» WRITTEN REQUEST: Read the lines that follow and tally those with the word "name"; give the number and nothing else.

-- begin DATA RECORDS --

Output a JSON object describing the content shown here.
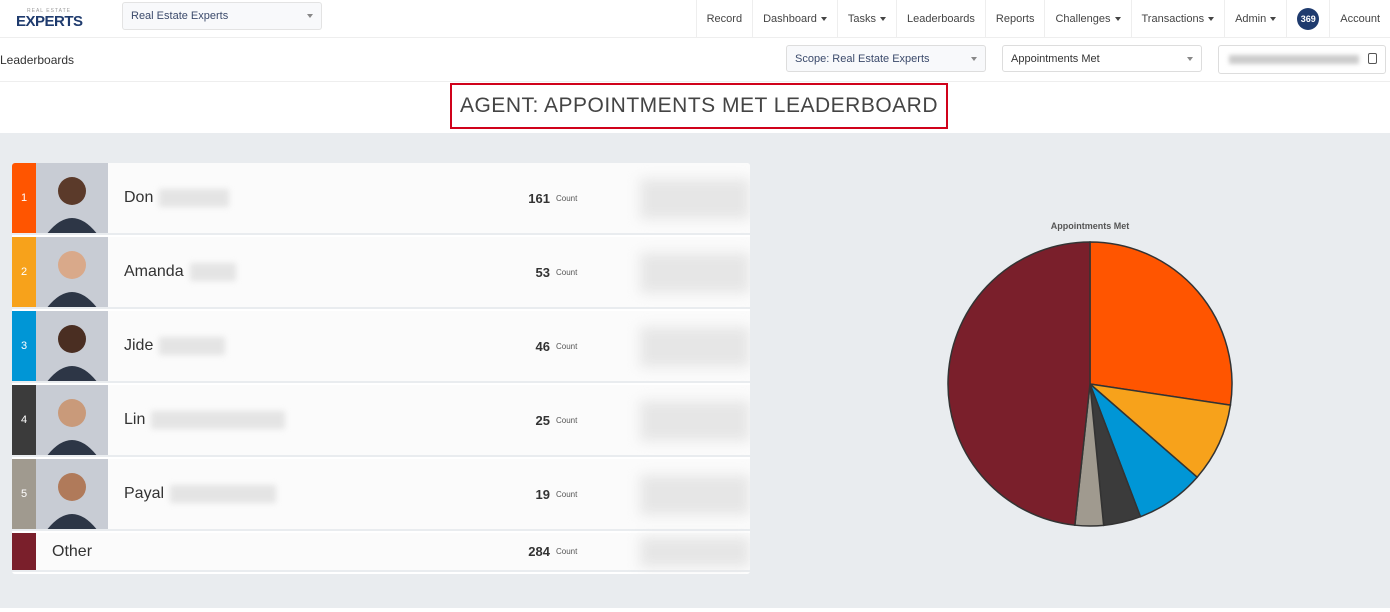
{
  "header": {
    "logo_small": "REAL ESTATE",
    "logo_big": "EXPERTS",
    "org": "Real Estate Experts",
    "nav": [
      {
        "label": "Record",
        "dd": false
      },
      {
        "label": "Dashboard",
        "dd": true
      },
      {
        "label": "Tasks",
        "dd": true
      },
      {
        "label": "Leaderboards",
        "dd": false
      },
      {
        "label": "Reports",
        "dd": false
      },
      {
        "label": "Challenges",
        "dd": true
      },
      {
        "label": "Transactions",
        "dd": true
      },
      {
        "label": "Admin",
        "dd": true
      }
    ],
    "badge": "369",
    "account": "Account"
  },
  "subbar": {
    "breadcrumb": "Leaderboards",
    "scope": "Scope: Real Estate Experts",
    "metric": "Appointments Met",
    "date_icon": "calendar-icon"
  },
  "title": "AGENT: APPOINTMENTS MET LEADERBOARD",
  "count_label": "Count",
  "rows": [
    {
      "rank": "1",
      "name": "Don",
      "count": "161",
      "color": "#ff5500"
    },
    {
      "rank": "2",
      "name": "Amanda",
      "count": "53",
      "color": "#f7a21b"
    },
    {
      "rank": "3",
      "name": "Jide",
      "count": "46",
      "color": "#0096d6"
    },
    {
      "rank": "4",
      "name": "Lin",
      "count": "25",
      "color": "#3b3b3b"
    },
    {
      "rank": "5",
      "name": "Payal",
      "count": "19",
      "color": "#a09a8f"
    },
    {
      "rank": "",
      "name": "Other",
      "count": "284",
      "color": "#7a1f2b"
    }
  ],
  "chart_data": {
    "type": "pie",
    "title": "Appointments Met",
    "categories": [
      "Don",
      "Amanda",
      "Jide",
      "Lin",
      "Payal",
      "Other"
    ],
    "values": [
      161,
      53,
      46,
      25,
      19,
      284
    ],
    "colors": [
      "#ff5500",
      "#f7a21b",
      "#0096d6",
      "#3b3b3b",
      "#a09a8f",
      "#7a1f2b"
    ]
  }
}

-- end DATA RECORDS --

» SOLUTION TO THIS EXERCISE: 6